### Listing
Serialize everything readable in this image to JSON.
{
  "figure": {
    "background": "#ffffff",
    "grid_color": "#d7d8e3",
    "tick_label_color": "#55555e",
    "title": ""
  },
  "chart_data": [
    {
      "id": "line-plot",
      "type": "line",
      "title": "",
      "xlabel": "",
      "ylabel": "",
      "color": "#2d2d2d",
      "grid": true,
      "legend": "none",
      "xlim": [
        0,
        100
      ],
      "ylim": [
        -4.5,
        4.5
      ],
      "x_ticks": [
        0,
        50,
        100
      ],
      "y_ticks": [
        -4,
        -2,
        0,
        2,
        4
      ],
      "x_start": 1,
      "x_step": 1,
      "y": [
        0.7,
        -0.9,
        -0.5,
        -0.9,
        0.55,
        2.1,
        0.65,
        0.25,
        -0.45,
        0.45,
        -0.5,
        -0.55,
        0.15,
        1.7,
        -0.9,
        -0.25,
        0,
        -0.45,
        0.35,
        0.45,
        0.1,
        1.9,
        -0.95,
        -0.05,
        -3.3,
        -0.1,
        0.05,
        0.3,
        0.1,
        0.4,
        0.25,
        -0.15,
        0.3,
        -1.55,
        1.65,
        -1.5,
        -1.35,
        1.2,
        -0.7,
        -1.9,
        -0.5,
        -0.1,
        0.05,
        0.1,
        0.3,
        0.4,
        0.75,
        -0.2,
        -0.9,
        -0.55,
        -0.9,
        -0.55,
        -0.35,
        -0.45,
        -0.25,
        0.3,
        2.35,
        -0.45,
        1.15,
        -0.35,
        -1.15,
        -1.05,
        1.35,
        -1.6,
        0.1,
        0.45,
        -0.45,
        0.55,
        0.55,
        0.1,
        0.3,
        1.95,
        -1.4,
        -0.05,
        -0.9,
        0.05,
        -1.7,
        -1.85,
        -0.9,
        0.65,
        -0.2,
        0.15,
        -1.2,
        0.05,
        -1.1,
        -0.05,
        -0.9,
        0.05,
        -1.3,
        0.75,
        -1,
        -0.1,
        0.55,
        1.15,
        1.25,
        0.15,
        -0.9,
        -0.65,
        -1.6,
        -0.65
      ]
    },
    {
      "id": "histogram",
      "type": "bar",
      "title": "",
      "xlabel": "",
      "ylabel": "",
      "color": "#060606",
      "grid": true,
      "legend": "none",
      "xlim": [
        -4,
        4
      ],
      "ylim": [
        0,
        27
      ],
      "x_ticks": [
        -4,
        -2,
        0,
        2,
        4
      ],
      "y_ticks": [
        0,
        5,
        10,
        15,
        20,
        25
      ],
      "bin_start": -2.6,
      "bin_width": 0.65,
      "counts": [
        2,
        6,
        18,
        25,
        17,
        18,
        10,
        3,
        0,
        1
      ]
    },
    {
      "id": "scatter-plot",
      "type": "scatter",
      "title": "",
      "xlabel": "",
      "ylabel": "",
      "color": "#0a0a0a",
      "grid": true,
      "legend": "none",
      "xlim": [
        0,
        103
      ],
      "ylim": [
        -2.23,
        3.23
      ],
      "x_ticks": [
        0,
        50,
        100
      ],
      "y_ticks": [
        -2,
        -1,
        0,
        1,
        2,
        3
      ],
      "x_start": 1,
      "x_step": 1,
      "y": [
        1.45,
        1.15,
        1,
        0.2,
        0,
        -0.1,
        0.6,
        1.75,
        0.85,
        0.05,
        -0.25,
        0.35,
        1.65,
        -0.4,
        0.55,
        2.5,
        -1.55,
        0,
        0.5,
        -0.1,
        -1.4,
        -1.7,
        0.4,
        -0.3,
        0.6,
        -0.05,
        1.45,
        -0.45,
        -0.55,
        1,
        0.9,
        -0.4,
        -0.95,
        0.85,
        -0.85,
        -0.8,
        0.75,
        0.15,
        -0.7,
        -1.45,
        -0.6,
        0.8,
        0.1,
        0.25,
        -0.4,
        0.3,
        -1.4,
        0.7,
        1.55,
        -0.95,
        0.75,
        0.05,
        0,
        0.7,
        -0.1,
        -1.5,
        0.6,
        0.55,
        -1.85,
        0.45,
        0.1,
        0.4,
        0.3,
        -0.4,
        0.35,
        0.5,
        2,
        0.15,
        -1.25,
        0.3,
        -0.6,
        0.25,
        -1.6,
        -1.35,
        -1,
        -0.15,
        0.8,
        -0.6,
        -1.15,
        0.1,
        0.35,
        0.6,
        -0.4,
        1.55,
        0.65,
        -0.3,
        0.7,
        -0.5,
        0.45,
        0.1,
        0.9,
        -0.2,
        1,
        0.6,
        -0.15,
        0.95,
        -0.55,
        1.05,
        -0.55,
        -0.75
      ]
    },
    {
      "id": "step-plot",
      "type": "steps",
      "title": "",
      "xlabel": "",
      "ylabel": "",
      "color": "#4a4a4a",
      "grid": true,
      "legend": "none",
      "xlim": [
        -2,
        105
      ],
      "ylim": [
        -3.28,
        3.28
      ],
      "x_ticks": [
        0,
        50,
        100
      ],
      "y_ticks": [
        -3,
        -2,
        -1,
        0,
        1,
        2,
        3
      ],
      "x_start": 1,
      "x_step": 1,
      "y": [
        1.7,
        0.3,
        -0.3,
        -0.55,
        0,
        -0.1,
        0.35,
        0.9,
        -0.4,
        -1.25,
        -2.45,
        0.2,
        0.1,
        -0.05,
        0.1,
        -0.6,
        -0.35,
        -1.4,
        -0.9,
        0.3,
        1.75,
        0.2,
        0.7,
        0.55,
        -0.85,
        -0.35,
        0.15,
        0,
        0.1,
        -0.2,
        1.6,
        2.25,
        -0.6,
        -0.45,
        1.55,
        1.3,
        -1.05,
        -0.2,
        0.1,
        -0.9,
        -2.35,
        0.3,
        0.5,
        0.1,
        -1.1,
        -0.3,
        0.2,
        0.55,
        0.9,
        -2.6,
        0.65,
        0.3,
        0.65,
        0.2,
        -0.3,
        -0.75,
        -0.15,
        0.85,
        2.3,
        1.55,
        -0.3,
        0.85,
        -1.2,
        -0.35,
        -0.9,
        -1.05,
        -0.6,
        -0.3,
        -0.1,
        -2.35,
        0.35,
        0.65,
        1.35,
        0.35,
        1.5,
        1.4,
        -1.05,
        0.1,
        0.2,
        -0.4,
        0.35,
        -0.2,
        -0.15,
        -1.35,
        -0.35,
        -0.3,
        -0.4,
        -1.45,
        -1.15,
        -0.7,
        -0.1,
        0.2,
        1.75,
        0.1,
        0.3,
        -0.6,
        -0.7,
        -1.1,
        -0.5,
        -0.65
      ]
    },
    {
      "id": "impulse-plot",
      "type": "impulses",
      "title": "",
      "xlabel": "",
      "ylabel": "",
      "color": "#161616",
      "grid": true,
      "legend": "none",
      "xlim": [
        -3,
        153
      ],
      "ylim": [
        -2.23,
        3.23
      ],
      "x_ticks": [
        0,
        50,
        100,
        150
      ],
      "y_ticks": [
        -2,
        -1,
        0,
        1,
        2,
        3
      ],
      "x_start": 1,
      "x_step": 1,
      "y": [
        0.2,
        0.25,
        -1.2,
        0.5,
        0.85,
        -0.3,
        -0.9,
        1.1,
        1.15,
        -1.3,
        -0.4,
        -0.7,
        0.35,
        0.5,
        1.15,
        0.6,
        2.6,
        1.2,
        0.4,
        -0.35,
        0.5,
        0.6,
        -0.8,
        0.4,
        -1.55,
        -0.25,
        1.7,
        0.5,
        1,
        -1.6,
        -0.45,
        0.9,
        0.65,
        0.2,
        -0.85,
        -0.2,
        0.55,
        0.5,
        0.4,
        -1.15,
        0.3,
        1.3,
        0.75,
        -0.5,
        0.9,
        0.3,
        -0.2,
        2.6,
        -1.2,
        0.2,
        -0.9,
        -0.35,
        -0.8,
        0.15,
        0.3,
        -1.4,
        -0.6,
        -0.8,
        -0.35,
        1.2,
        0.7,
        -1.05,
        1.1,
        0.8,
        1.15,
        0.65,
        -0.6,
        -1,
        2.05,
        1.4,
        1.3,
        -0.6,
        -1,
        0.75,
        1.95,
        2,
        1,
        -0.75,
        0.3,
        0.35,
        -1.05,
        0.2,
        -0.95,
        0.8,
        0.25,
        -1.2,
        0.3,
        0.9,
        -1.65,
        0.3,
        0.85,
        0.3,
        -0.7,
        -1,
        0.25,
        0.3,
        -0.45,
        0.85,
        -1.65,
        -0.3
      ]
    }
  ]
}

### To do
Copy down every line of the entries containing the word "plot".

### Solution for this task
      "id": "line-plot",
      "id": "scatter-plot",
      "id": "step-plot",
      "id": "impulse-plot",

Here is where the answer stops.